Return only these lines: the one that contains "Extract all the data from this chart as JSON." and every line after it through the end of the listing, exactly, without pictures.

● Extracted information:
────────────────────────────────────────

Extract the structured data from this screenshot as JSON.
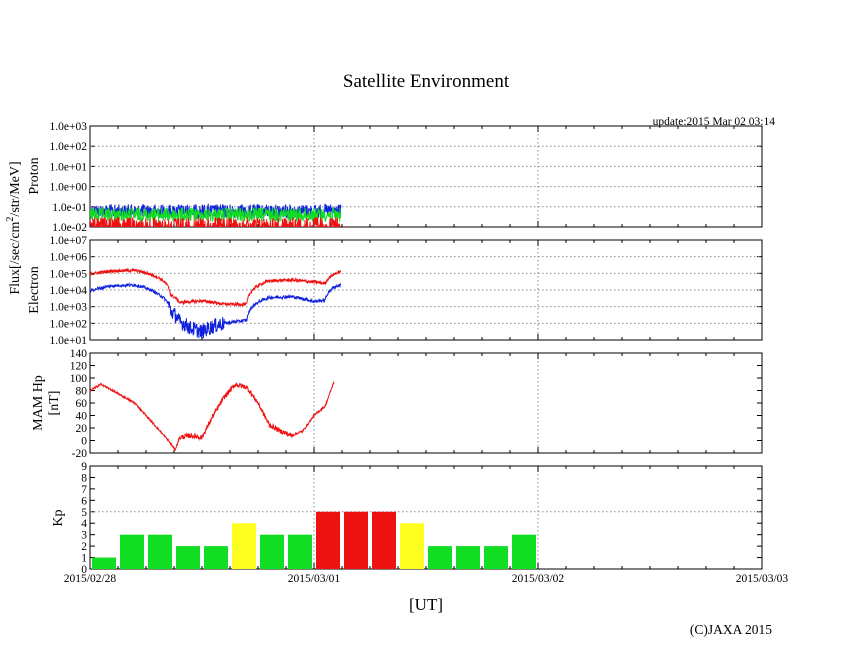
{
  "title": "Satellite Environment",
  "update_text": "update:2015 Mar 02 03:14",
  "copyright": "(C)JAXA 2015",
  "x_axis": {
    "label": "[UT]",
    "ticks": [
      "2015/02/28",
      "2015/03/01",
      "2015/03/02",
      "2015/03/03"
    ],
    "range_days": [
      0,
      3
    ],
    "data_end_days": 1.12
  },
  "flux_label": {
    "main": "Flux[/sec/cm",
    "sup": "2",
    "rest": "/str/MeV]"
  },
  "colors": {
    "red": "#ee1111",
    "blue": "#1122dd",
    "green": "#11dd22",
    "yellow": "#ffff22",
    "grid": "#888888"
  },
  "chart_data": [
    {
      "type": "line",
      "name": "Proton",
      "ylabel": "Proton",
      "yscale": "log",
      "ylim": [
        0.01,
        1000
      ],
      "yticks": [
        "1.0e-02",
        "1.0e-01",
        "1.0e+00",
        "1.0e+01",
        "1.0e+02",
        "1.0e+03"
      ],
      "series": [
        {
          "name": "proton-blue",
          "color": "#1122dd",
          "x": [
            0,
            0.5,
            1.0,
            1.12
          ],
          "y": [
            0.06,
            0.06,
            0.06,
            0.06
          ]
        },
        {
          "name": "proton-green",
          "color": "#11dd22",
          "x": [
            0,
            0.5,
            1.0,
            1.12
          ],
          "y": [
            0.04,
            0.04,
            0.04,
            0.04
          ]
        },
        {
          "name": "proton-red",
          "color": "#ee1111",
          "x": [
            0,
            0.5,
            1.0,
            1.12
          ],
          "y": [
            0.02,
            0.02,
            0.02,
            0.02
          ]
        }
      ]
    },
    {
      "type": "line",
      "name": "Electron",
      "ylabel": "Electron",
      "yscale": "log",
      "ylim": [
        10,
        10000000
      ],
      "yticks": [
        "1.0e+01",
        "1.0e+02",
        "1.0e+03",
        "1.0e+04",
        "1.0e+05",
        "1.0e+06",
        "1.0e+07"
      ],
      "series": [
        {
          "name": "electron-red",
          "color": "#ee1111",
          "x": [
            0,
            0.1,
            0.2,
            0.3,
            0.36,
            0.4,
            0.5,
            0.6,
            0.7,
            0.8,
            0.9,
            1.0,
            1.05,
            1.09,
            1.12
          ],
          "y": [
            90000,
            140000,
            150000,
            60000,
            5000,
            1800,
            2200,
            1400,
            1400,
            35000,
            40000,
            30000,
            25000,
            90000,
            130000
          ]
        },
        {
          "name": "electron-blue",
          "color": "#1122dd",
          "x": [
            0,
            0.1,
            0.2,
            0.3,
            0.36,
            0.4,
            0.45,
            0.5,
            0.6,
            0.7,
            0.8,
            0.9,
            1.0,
            1.05,
            1.09,
            1.12
          ],
          "y": [
            9000,
            18000,
            20000,
            6000,
            500,
            120,
            50,
            30,
            100,
            150,
            3500,
            4000,
            2000,
            2500,
            15000,
            20000
          ]
        }
      ]
    },
    {
      "type": "line",
      "name": "MAM Hp",
      "ylabel": "MAM Hp [nT]",
      "yscale": "linear",
      "ylim": [
        -20,
        140
      ],
      "yticks": [
        "-20",
        "0",
        "20",
        "40",
        "60",
        "80",
        "100",
        "120",
        "140"
      ],
      "series": [
        {
          "name": "hp-red",
          "color": "#ee1111",
          "x": [
            0,
            0.05,
            0.1,
            0.2,
            0.3,
            0.35,
            0.38,
            0.4,
            0.45,
            0.5,
            0.55,
            0.6,
            0.65,
            0.7,
            0.75,
            0.8,
            0.85,
            0.9,
            0.95,
            1.0,
            1.05,
            1.09
          ],
          "y": [
            80,
            90,
            80,
            60,
            20,
            0,
            -15,
            5,
            8,
            5,
            40,
            70,
            90,
            85,
            60,
            25,
            15,
            8,
            15,
            40,
            55,
            95
          ]
        }
      ]
    },
    {
      "type": "bar",
      "name": "Kp",
      "ylabel": "Kp",
      "ylim": [
        0,
        9
      ],
      "yticks": [
        "0",
        "1",
        "2",
        "3",
        "4",
        "5",
        "6",
        "7",
        "8",
        "9"
      ],
      "categories_hours": [
        0,
        3,
        6,
        9,
        12,
        15,
        18,
        21,
        24,
        27,
        30,
        33,
        36,
        39,
        42,
        45,
        48
      ],
      "values": [
        1,
        3,
        3,
        2,
        2,
        4,
        3,
        3,
        5,
        5,
        5,
        4,
        2,
        2,
        2,
        3
      ],
      "bar_colors": [
        "green",
        "green",
        "green",
        "green",
        "green",
        "yellow",
        "green",
        "green",
        "red",
        "red",
        "red",
        "yellow",
        "green",
        "green",
        "green",
        "green"
      ]
    }
  ]
}
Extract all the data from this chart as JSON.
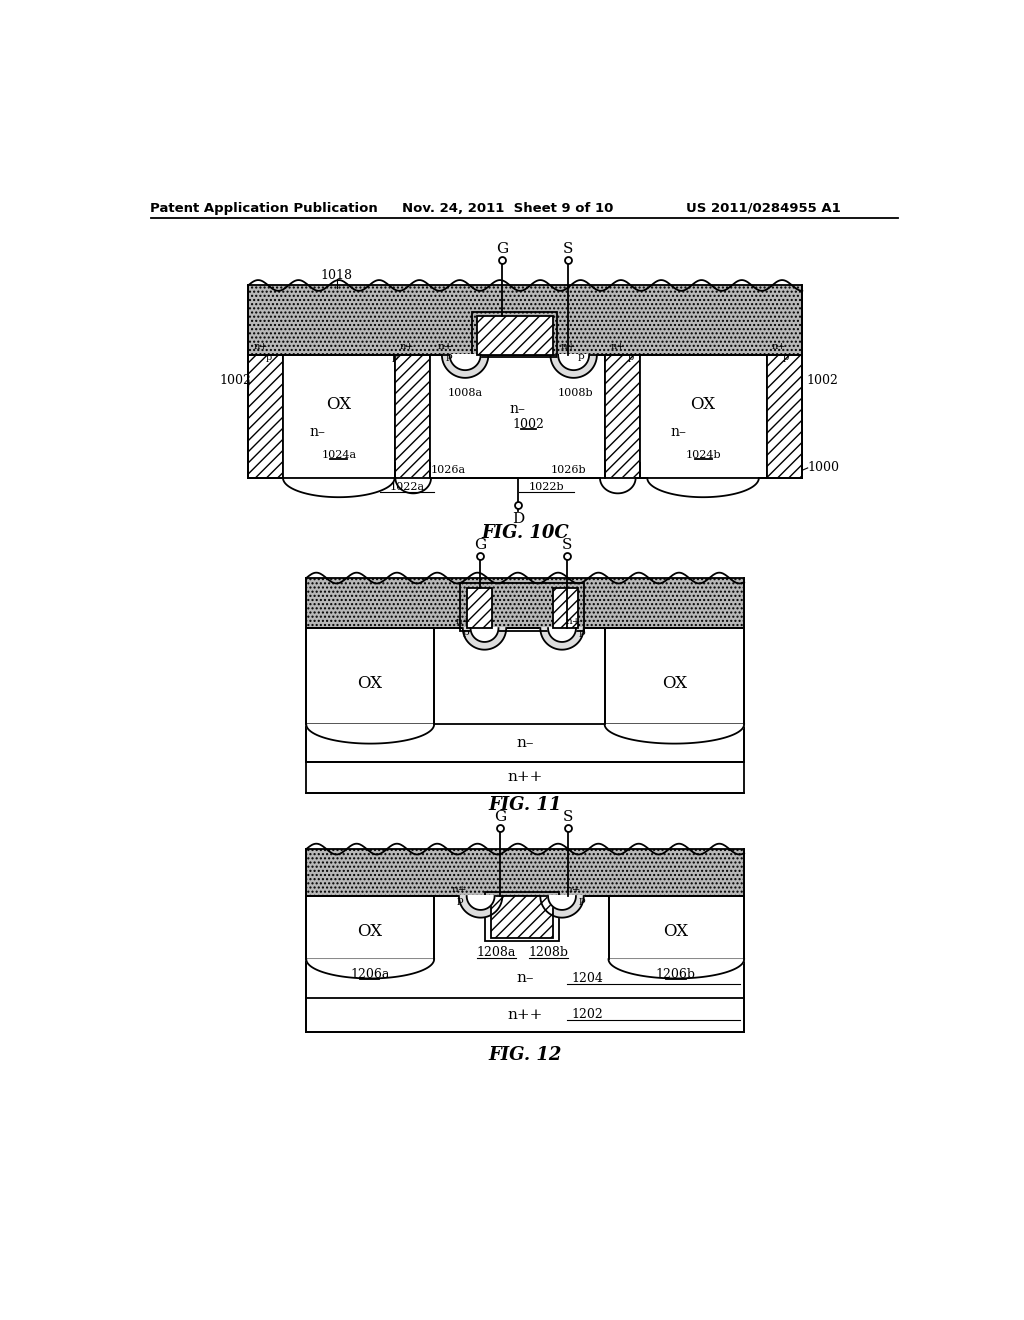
{
  "title_left": "Patent Application Publication",
  "title_mid": "Nov. 24, 2011  Sheet 9 of 10",
  "title_right": "US 2011/0284955 A1",
  "fig10c_label": "FIG. 10C",
  "fig11_label": "FIG. 11",
  "fig12_label": "FIG. 12",
  "bg_color": "#ffffff",
  "lc": "#000000",
  "stipple_color": "#b8b8b8",
  "lw": 1.3
}
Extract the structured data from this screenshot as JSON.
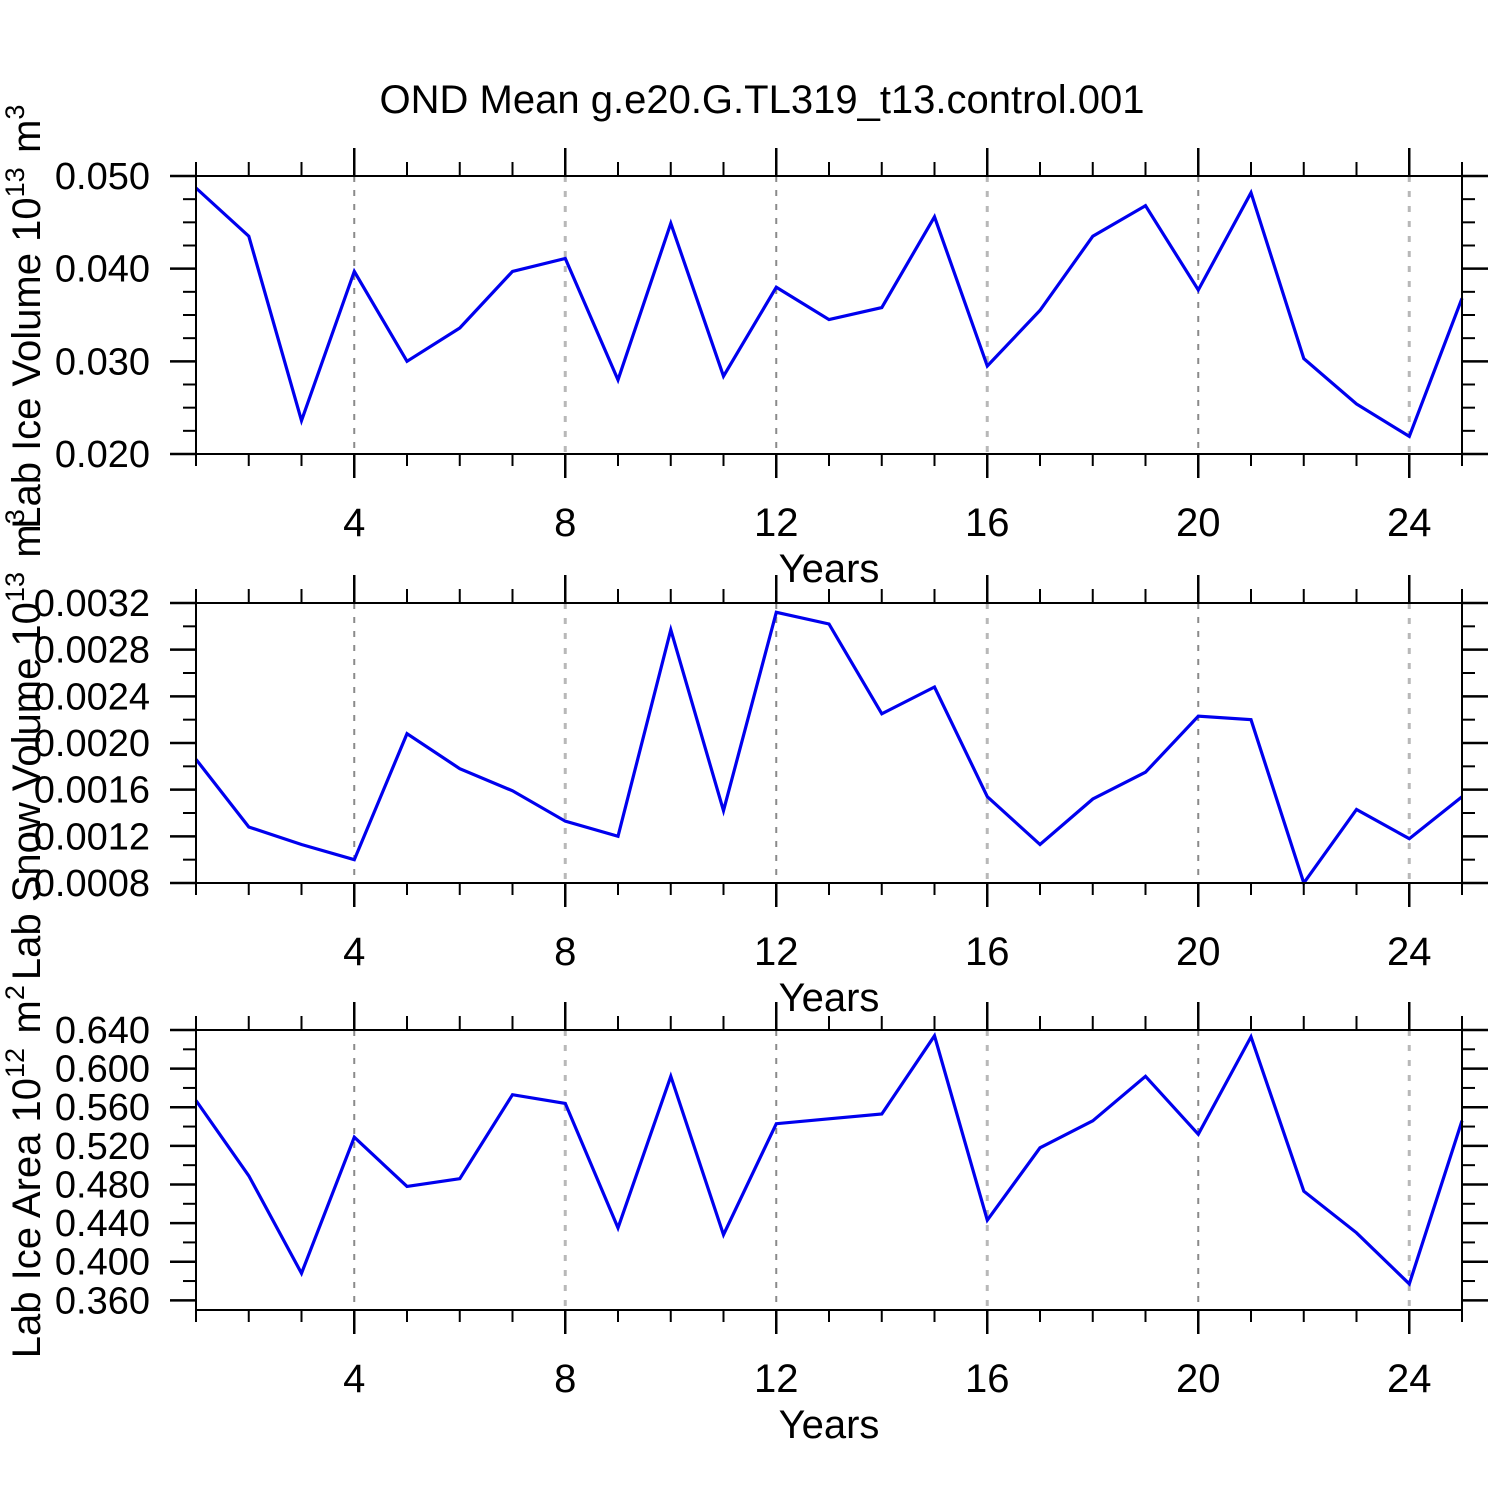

────────────────────────────────────────

● Result of this task:
Extract all the data from this chart as JSON.
{
  "title_left": "Patent Application Publication",
  "title_mid": "Nov. 24, 2011  Sheet 9 of 10",
  "title_right": "US 2011/0284955 A1",
  "fig10c_label": "FIG. 10C",
  "fig11_label": "FIG. 11",
  "fig12_label": "FIG. 12",
  "bg_color": "#ffffff",
  "lc": "#000000",
  "stipple_color": "#b8b8b8",
  "lw": 1.3
}
Extract the structured data from this screenshot as JSON.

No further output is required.